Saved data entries
──────────────────────────────

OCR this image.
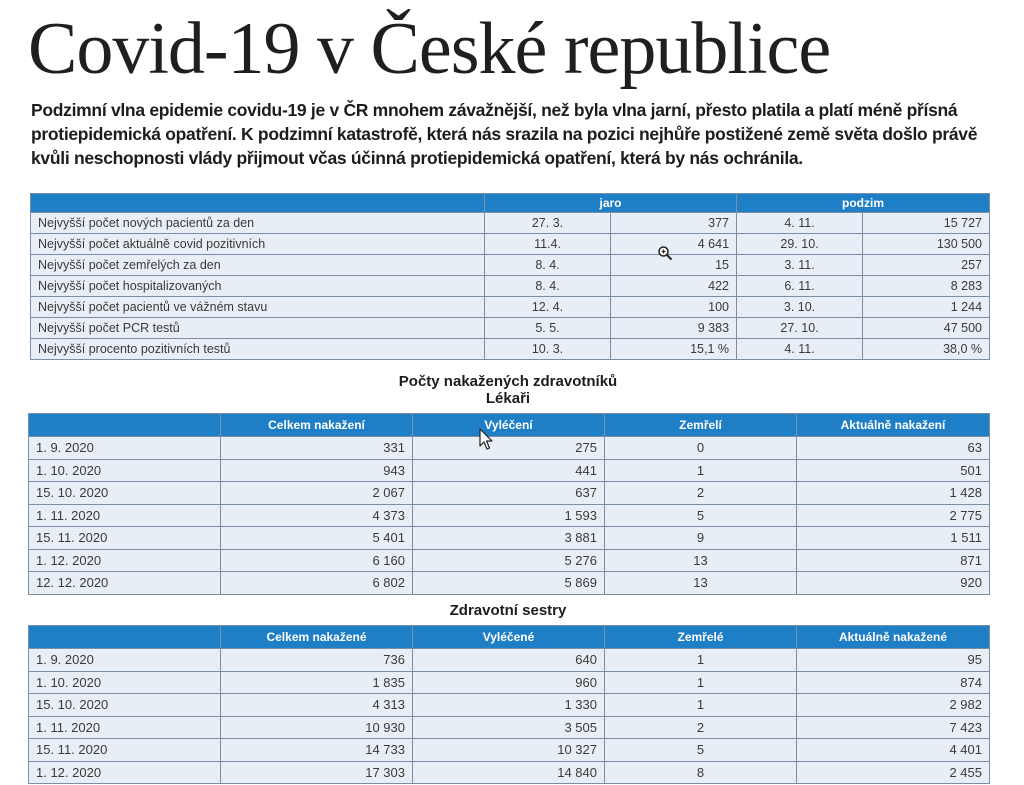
Covid-19 v České republice
Podzimní vlna epidemie covidu-19 je v ČR mnohem závažnější, než byla vlna jarní, přesto platila a platí méně přísná protiepidemická opatření. K podzimní katastrofě, která nás srazila na pozici nejhůře postižené země světa došlo právě kvůli neschopnosti vlády přijmout včas účinná protiepidemická opatření, která by nás ochránila.
	jaro		podzim	
Nejvyšší počet nových pacientů za den	27. 3.	377	4. 11.	15 727
Nejvyšší počet aktuálně covid pozitivních	11.4.	4 641	29. 10.	130 500
Nejvyšší počet zemřelých za den	8. 4.	15	3. 11.	257
Nejvyšší počet hospitalizovaných	8. 4.	422	6. 11.	8 283
Nejvyšší počet pacientů ve vážném stavu	12. 4.	100	3. 10.	1 244
Nejvyšší počet PCR testů	5. 5.	9 383	27. 10.	47 500
Nejvyšší procento pozitivních testů	10. 3.	15,1 %	4. 11.	38,0 %
Počty nakažených zdravotníků
Lékaři
	Celkem nakažení	Vyléčení	Zemřelí	Aktuálně nakažení
1. 9. 2020	331	275	0	63
1. 10. 2020	943	441	1	501
15. 10. 2020	2 067	637	2	1 428
1. 11. 2020	4 373	1 593	5	2 775
15. 11. 2020	5 401	3 881	9	1 511
1. 12. 2020	6 160	5 276	13	871
12. 12. 2020	6 802	5 869	13	920
Zdravotní sestry
	Celkem nakažené	Vyléčené	Zemřelé	Aktuálně nakažené
1. 9. 2020	736	640	1	95
1. 10. 2020	1 835	960	1	874
15. 10. 2020	4 313	1 330	1	2 982
1. 11. 2020	10 930	3 505	2	7 423
15. 11. 2020	14 733	10 327	5	4 401
1. 12. 2020	17 303	14 840	8	2 455
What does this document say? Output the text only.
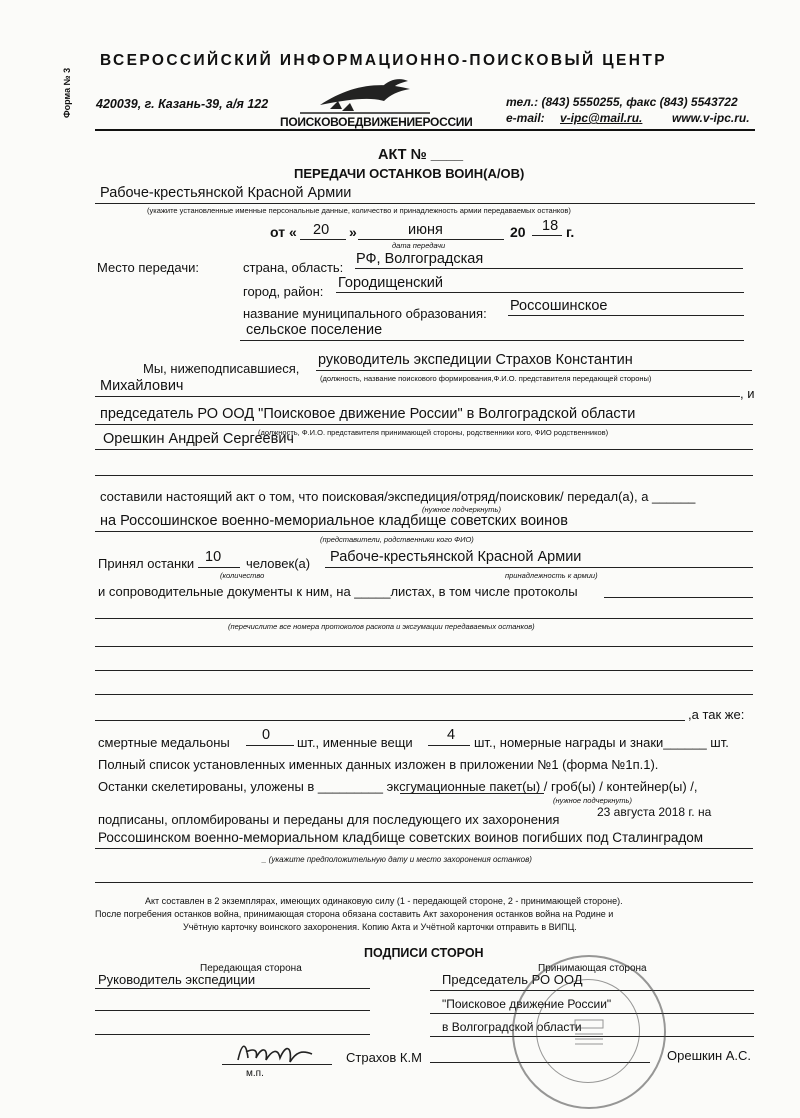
ВСЕРОССИЙСКИЙ ИНФОРМАЦИОННО-ПОИСКОВЫЙ ЦЕНТР
Форма № 3 420039, г. Казань-39, а/я 122
ПОИСКОВОЕДВИЖЕНИЕРОССИИ
тел.: (843) 5550255, факс (843) 5543722
e-mail: v-ipc@mail.ru. www.v-ipc.ru.
АКТ № ____
ПЕРЕДАЧИ ОСТАНКОВ ВОИН(А/ОВ)
Рабоче-крестьянской Красной Армии
(укажите установленные именные персональные данные, количество и принадлежность армии передаваемых останков)
от « 20 »	июня	20 18 г.
дата передачи
Место передачи:	страна, область:
РФ, Волгоградская
город, район:
Городищенский
название муниципального образования: Россошинское
сельское поселение
Мы, нижеподписавшиеся,
руководитель экспедиции Страхов Константин
(должность, название поискового формирования,Ф.И.О. представителя передающей стороны)
Михайлович	, и
председатель РО ООД "Поисковое движение России" в Волгоградской области
(должность, Ф.И.О. представителя принимающей стороны, родственники кого, ФИО родственников)
Орешкин Андрей Сергеевич
составили настоящий акт о том, что поисковая/экспедиция/отряд/поисковик/ передал(а), а ______
(нужное подчеркнуть)
на Россошинское военно-мемориальное кладбище советских воинов
(представители, родственники кого ФИО)
Принял останки 10 человек(а) Рабоче-крестьянской Красной Армии
(количество	принадлежность к армии)
и сопроводительные документы к ним, на _____листах, в том числе протоколы
(перечислите все номера протоколов раскопа и эксгумации передаваемых останков)
,а так же:
смертные медальоны 0 шт., именные вещи 4 шт., номерные награды и знаки______ шт.
Полный список установленных именных данных изложен в приложении №1 (форма №1п.1).
Останки скелетированы, уложены в _________ эксгумационные пакет(ы) / гроб(ы) / контейнер(ы) /,
(нужное подчеркнуть)
23 августа 2018 г. на
подписаны, опломбированы и переданы для последующего их захоронения
Россошинском военно-мемориальном кладбище советских воинов погибших под Сталинградом
_ (укажите предположительную дату и место захоронения останков)
Акт составлен в 2 экземплярах, имеющих одинаковую силу (1 - передающей стороне, 2 - принимающей стороне).
После погребения останков война, принимающая сторона обязана составить Акт захоронения останков война на Родине и
Учётную карточку воинского захоронения. Копию Акта и Учётной карточки отправить в ВИПЦ.
ПОДПИСИ СТОРОН
Передающая сторона
Руководитель экспедиции
Страхов К.М
м.п.
Принимающая сторона
Председатель РО ООД
"Поисковое движение России"
в Волгоградской области
Орешкин А.С.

──────────────────────────────

Written request:
In the copy, include all records verbatim but no images.

Task response:
OCR this image.
Covid-19 v České republice
Podzimní vlna epidemie covidu-19 je v ČR mnohem závažnější, než byla vlna jarní, přesto platila a platí méně přísná protiepidemická opatření. K podzimní katastrofě, která nás srazila na pozici nejhůře postižené země světa došlo právě kvůli neschopnosti vlády přijmout včas účinná protiepidemická opatření, která by nás ochránila.
	jaro		podzim	
Nejvyšší počet nových pacientů za den	27. 3.	377	4. 11.	15 727
Nejvyšší počet aktuálně covid pozitivních	11.4.	4 641	29. 10.	130 500
Nejvyšší počet zemřelých za den	8. 4.	15	3. 11.	257
Nejvyšší počet hospitalizovaných	8. 4.	422	6. 11.	8 283
Nejvyšší počet pacientů ve vážném stavu	12. 4.	100	3. 10.	1 244
Nejvyšší počet PCR testů	5. 5.	9 383	27. 10.	47 500
Nejvyšší procento pozitivních testů	10. 3.	15,1 %	4. 11.	38,0 %
Počty nakažených zdravotníků
Lékaři
	Celkem nakažení	Vyléčení	Zemřelí	Aktuálně nakažení
1. 9. 2020	331	275	0	63
1. 10. 2020	943	441	1	501
15. 10. 2020	2 067	637	2	1 428
1. 11. 2020	4 373	1 593	5	2 775
15. 11. 2020	5 401	3 881	9	1 511
1. 12. 2020	6 160	5 276	13	871
12. 12. 2020	6 802	5 869	13	920
Zdravotní sestry
	Celkem nakažené	Vyléčené	Zemřelé	Aktuálně nakažené
1. 9. 2020	736	640	1	95
1. 10. 2020	1 835	960	1	874
15. 10. 2020	4 313	1 330	1	2 982
1. 11. 2020	10 930	3 505	2	7 423
15. 11. 2020	14 733	10 327	5	4 401
1. 12. 2020	17 303	14 840	8	2 455
What does this document say? Output the text only.
ВСЕРОССИЙСКИЙ ИНФОРМАЦИОННО-ПОИСКОВЫЙ ЦЕНТР
Форма № 3 420039, г. Казань-39, а/я 122
ПОИСКОВОЕДВИЖЕНИЕРОССИИ
тел.: (843) 5550255, факс (843) 5543722
e-mail: v-ipc@mail.ru. www.v-ipc.ru.
АКТ № ____
ПЕРЕДАЧИ ОСТАНКОВ ВОИН(А/ОВ)
Рабоче-крестьянской Красной Армии
(укажите установленные именные персональные данные, количество и принадлежность армии передаваемых останков)
от « 20 »	июня	20 18 г.
дата передачи
Место передачи:	страна, область:
РФ, Волгоградская
город, район:
Городищенский
название муниципального образования: Россошинское
сельское поселение
Мы, нижеподписавшиеся,
руководитель экспедиции Страхов Константин
(должность, название поискового формирования,Ф.И.О. представителя передающей стороны)
Михайлович	, и
председатель РО ООД "Поисковое движение России" в Волгоградской области
(должность, Ф.И.О. представителя принимающей стороны, родственники кого, ФИО родственников)
Орешкин Андрей Сергеевич
составили настоящий акт о том, что поисковая/экспедиция/отряд/поисковик/ передал(а), а ______
(нужное подчеркнуть)
на Россошинское военно-мемориальное кладбище советских воинов
(представители, родственники кого ФИО)
Принял останки 10 человек(а) Рабоче-крестьянской Красной Армии
(количество	принадлежность к армии)
и сопроводительные документы к ним, на _____листах, в том числе протоколы
(перечислите все номера протоколов раскопа и эксгумации передаваемых останков)
,а так же:
смертные медальоны 0 шт., именные вещи 4 шт., номерные награды и знаки______ шт.
Полный список установленных именных данных изложен в приложении №1 (форма №1п.1).
Останки скелетированы, уложены в _________ эксгумационные пакет(ы) / гроб(ы) / контейнер(ы) /,
(нужное подчеркнуть)
23 августа 2018 г. на
подписаны, опломбированы и переданы для последующего их захоронения
Россошинском военно-мемориальном кладбище советских воинов погибших под Сталинградом
_ (укажите предположительную дату и место захоронения останков)
Акт составлен в 2 экземплярах, имеющих одинаковую силу (1 - передающей стороне, 2 - принимающей стороне).
После погребения останков война, принимающая сторона обязана составить Акт захоронения останков война на Родине и
Учётную карточку воинского захоронения. Копию Акта и Учётной карточки отправить в ВИПЦ.
ПОДПИСИ СТОРОН
Передающая сторона
Руководитель экспедиции
Страхов К.М
м.п.
Принимающая сторона
Председатель РО ООД
"Поисковое движение России"
в Волгоградской области
Орешкин А.С.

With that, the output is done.